Start

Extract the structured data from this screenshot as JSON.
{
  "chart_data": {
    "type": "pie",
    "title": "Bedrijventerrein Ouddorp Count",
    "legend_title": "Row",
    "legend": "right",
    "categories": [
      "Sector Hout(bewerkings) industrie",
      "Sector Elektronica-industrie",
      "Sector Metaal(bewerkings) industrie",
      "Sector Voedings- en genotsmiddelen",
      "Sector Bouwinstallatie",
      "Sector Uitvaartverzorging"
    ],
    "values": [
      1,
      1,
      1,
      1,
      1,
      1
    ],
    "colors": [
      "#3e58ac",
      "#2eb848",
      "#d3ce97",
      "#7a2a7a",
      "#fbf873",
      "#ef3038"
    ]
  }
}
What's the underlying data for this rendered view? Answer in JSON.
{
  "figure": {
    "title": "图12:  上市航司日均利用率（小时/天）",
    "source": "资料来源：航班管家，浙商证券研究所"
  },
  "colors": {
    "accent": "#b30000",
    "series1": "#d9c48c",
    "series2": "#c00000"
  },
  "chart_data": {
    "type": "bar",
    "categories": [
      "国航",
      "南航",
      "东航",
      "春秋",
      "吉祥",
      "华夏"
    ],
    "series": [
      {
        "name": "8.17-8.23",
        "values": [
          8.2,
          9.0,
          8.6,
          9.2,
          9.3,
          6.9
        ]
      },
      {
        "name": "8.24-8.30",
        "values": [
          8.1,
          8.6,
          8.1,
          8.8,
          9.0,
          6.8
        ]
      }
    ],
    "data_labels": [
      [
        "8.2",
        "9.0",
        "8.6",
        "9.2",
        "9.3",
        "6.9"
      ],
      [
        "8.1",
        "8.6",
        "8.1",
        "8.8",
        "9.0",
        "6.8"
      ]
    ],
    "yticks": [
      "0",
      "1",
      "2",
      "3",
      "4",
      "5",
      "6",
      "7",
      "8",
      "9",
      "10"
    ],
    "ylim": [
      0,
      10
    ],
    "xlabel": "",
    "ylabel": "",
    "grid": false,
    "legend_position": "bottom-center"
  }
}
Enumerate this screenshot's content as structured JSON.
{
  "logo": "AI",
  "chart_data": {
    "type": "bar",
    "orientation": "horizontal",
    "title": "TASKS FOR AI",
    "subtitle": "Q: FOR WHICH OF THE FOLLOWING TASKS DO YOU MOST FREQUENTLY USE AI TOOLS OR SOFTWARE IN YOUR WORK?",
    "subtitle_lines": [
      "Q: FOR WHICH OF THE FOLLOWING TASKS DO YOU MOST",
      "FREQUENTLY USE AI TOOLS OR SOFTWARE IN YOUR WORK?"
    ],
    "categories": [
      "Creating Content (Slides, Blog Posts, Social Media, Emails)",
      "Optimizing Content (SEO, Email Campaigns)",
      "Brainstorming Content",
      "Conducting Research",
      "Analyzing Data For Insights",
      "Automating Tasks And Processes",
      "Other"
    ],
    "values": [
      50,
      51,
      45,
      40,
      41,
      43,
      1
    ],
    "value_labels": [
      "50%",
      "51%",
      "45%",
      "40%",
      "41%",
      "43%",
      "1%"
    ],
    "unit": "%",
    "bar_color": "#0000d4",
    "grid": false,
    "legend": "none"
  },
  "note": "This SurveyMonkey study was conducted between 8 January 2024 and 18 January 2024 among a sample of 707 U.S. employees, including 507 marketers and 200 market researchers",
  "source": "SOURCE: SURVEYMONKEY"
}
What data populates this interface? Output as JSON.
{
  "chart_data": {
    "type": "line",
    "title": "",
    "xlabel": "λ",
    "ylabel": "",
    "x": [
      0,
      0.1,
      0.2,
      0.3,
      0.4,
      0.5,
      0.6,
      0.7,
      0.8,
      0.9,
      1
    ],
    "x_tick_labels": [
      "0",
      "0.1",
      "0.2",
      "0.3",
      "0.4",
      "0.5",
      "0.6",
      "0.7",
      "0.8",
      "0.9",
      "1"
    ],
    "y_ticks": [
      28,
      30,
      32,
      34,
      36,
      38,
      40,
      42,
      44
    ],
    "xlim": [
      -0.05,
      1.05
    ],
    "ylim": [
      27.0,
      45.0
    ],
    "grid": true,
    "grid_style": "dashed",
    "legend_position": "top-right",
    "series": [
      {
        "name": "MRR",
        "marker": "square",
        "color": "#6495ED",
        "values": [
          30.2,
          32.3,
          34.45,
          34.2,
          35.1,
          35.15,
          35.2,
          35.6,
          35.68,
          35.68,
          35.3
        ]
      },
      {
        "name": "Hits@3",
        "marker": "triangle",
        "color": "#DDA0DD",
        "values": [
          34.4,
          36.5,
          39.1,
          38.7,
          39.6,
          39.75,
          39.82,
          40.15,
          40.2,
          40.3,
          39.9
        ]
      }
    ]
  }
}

End

Repeat every line of the material exactly as given.

## FINAL RESULT
Extract the structured data from this screenshot as JSON.
{
  "chart_data": {
    "type": "pie",
    "title": "Bedrijventerrein Ouddorp Count",
    "legend_title": "Row",
    "legend": "right",
    "categories": [
      "Sector Hout(bewerkings) industrie",
      "Sector Elektronica-industrie",
      "Sector Metaal(bewerkings) industrie",
      "Sector Voedings- en genotsmiddelen",
      "Sector Bouwinstallatie",
      "Sector Uitvaartverzorging"
    ],
    "values": [
      1,
      1,
      1,
      1,
      1,
      1
    ],
    "colors": [
      "#3e58ac",
      "#2eb848",
      "#d3ce97",
      "#7a2a7a",
      "#fbf873",
      "#ef3038"
    ]
  }
}
What's the underlying data for this rendered view? Answer in JSON.
{
  "figure": {
    "title": "图12:  上市航司日均利用率（小时/天）",
    "source": "资料来源：航班管家，浙商证券研究所"
  },
  "colors": {
    "accent": "#b30000",
    "series1": "#d9c48c",
    "series2": "#c00000"
  },
  "chart_data": {
    "type": "bar",
    "categories": [
      "国航",
      "南航",
      "东航",
      "春秋",
      "吉祥",
      "华夏"
    ],
    "series": [
      {
        "name": "8.17-8.23",
        "values": [
          8.2,
          9.0,
          8.6,
          9.2,
          9.3,
          6.9
        ]
      },
      {
        "name": "8.24-8.30",
        "values": [
          8.1,
          8.6,
          8.1,
          8.8,
          9.0,
          6.8
        ]
      }
    ],
    "data_labels": [
      [
        "8.2",
        "9.0",
        "8.6",
        "9.2",
        "9.3",
        "6.9"
      ],
      [
        "8.1",
        "8.6",
        "8.1",
        "8.8",
        "9.0",
        "6.8"
      ]
    ],
    "yticks": [
      "0",
      "1",
      "2",
      "3",
      "4",
      "5",
      "6",
      "7",
      "8",
      "9",
      "10"
    ],
    "ylim": [
      0,
      10
    ],
    "xlabel": "",
    "ylabel": "",
    "grid": false,
    "legend_position": "bottom-center"
  }
}
Enumerate this screenshot's content as structured JSON.
{
  "logo": "AI",
  "chart_data": {
    "type": "bar",
    "orientation": "horizontal",
    "title": "TASKS FOR AI",
    "subtitle": "Q: FOR WHICH OF THE FOLLOWING TASKS DO YOU MOST FREQUENTLY USE AI TOOLS OR SOFTWARE IN YOUR WORK?",
    "subtitle_lines": [
      "Q: FOR WHICH OF THE FOLLOWING TASKS DO YOU MOST",
      "FREQUENTLY USE AI TOOLS OR SOFTWARE IN YOUR WORK?"
    ],
    "categories": [
      "Creating Content (Slides, Blog Posts, Social Media, Emails)",
      "Optimizing Content (SEO, Email Campaigns)",
      "Brainstorming Content",
      "Conducting Research",
      "Analyzing Data For Insights",
      "Automating Tasks And Processes",
      "Other"
    ],
    "values": [
      50,
      51,
      45,
      40,
      41,
      43,
      1
    ],
    "value_labels": [
      "50%",
      "51%",
      "45%",
      "40%",
      "41%",
      "43%",
      "1%"
    ],
    "unit": "%",
    "bar_color": "#0000d4",
    "grid": false,
    "legend": "none"
  },
  "note": "This SurveyMonkey study was conducted between 8 January 2024 and 18 January 2024 among a sample of 707 U.S. employees, including 507 marketers and 200 market researchers",
  "source": "SOURCE: SURVEYMONKEY"
}
What data populates this interface? Output as JSON.
{
  "chart_data": {
    "type": "line",
    "title": "",
    "xlabel": "λ",
    "ylabel": "",
    "x": [
      0,
      0.1,
      0.2,
      0.3,
      0.4,
      0.5,
      0.6,
      0.7,
      0.8,
      0.9,
      1
    ],
    "x_tick_labels": [
      "0",
      "0.1",
      "0.2",
      "0.3",
      "0.4",
      "0.5",
      "0.6",
      "0.7",
      "0.8",
      "0.9",
      "1"
    ],
    "y_ticks": [
      28,
      30,
      32,
      34,
      36,
      38,
      40,
      42,
      44
    ],
    "xlim": [
      -0.05,
      1.05
    ],
    "ylim": [
      27.0,
      45.0
    ],
    "grid": true,
    "grid_style": "dashed",
    "legend_position": "top-right",
    "series": [
      {
        "name": "MRR",
        "marker": "square",
        "color": "#6495ED",
        "values": [
          30.2,
          32.3,
          34.45,
          34.2,
          35.1,
          35.15,
          35.2,
          35.6,
          35.68,
          35.68,
          35.3
        ]
      },
      {
        "name": "Hits@3",
        "marker": "triangle",
        "color": "#DDA0DD",
        "values": [
          34.4,
          36.5,
          39.1,
          38.7,
          39.6,
          39.75,
          39.82,
          40.15,
          40.2,
          40.3,
          39.9
        ]
      }
    ]
  }
}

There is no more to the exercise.